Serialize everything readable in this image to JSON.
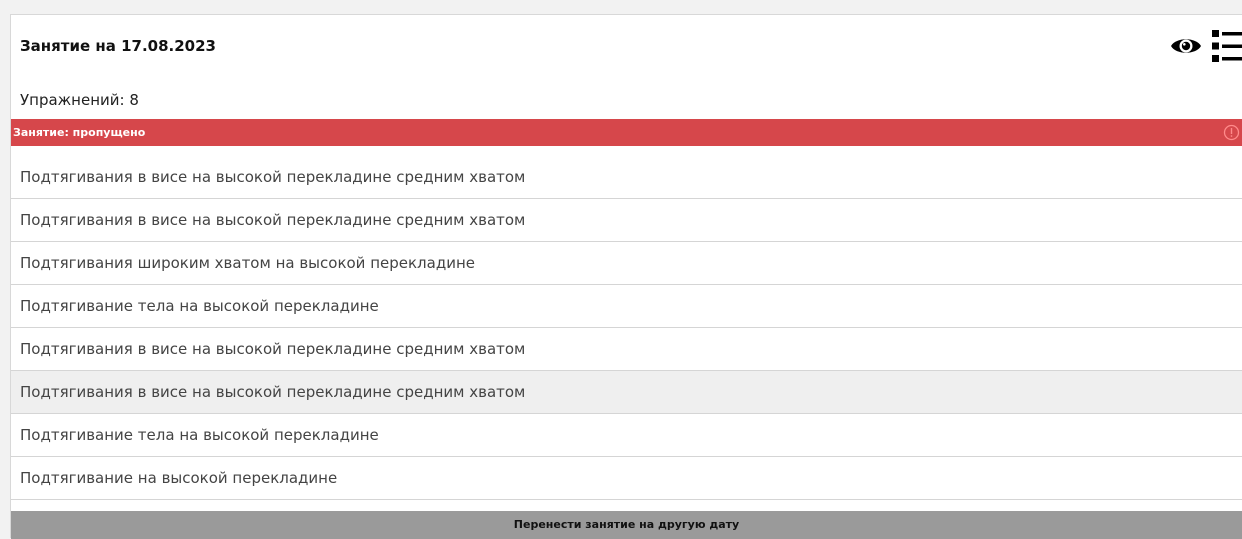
{
  "header": {
    "title": "Занятие на 17.08.2023",
    "eye_icon": "eye-icon",
    "list_icon": "list-icon"
  },
  "summary": {
    "exercise_count": "Упражнений: 8"
  },
  "status": {
    "label": "Занятие: пропущено",
    "color": "#d6474b",
    "icon": "alert-circle-icon"
  },
  "exercises": [
    "Подтягивания в висе на высокой перекладине средним хватом",
    "Подтягивания в висе на высокой перекладине средним хватом",
    "Подтягивания широким хватом на высокой перекладине",
    "Подтягивание тела на высокой перекладине",
    "Подтягивания в висе на высокой перекладине средним хватом",
    "Подтягивания в висе на высокой перекладине средним хватом",
    "Подтягивание тела на высокой перекладине",
    "Подтягивание на высокой перекладине"
  ],
  "footer": {
    "reschedule_label": "Перенести занятие на другую дату"
  }
}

--- --- ---

▸ **Stated task**:
Read the data above. Pull out each line in which the string "icon" appears.

▸ **Full response**:
    "eye_icon": "eye-icon",
    "list_icon": "list-icon"
    "icon": "alert-circle-icon"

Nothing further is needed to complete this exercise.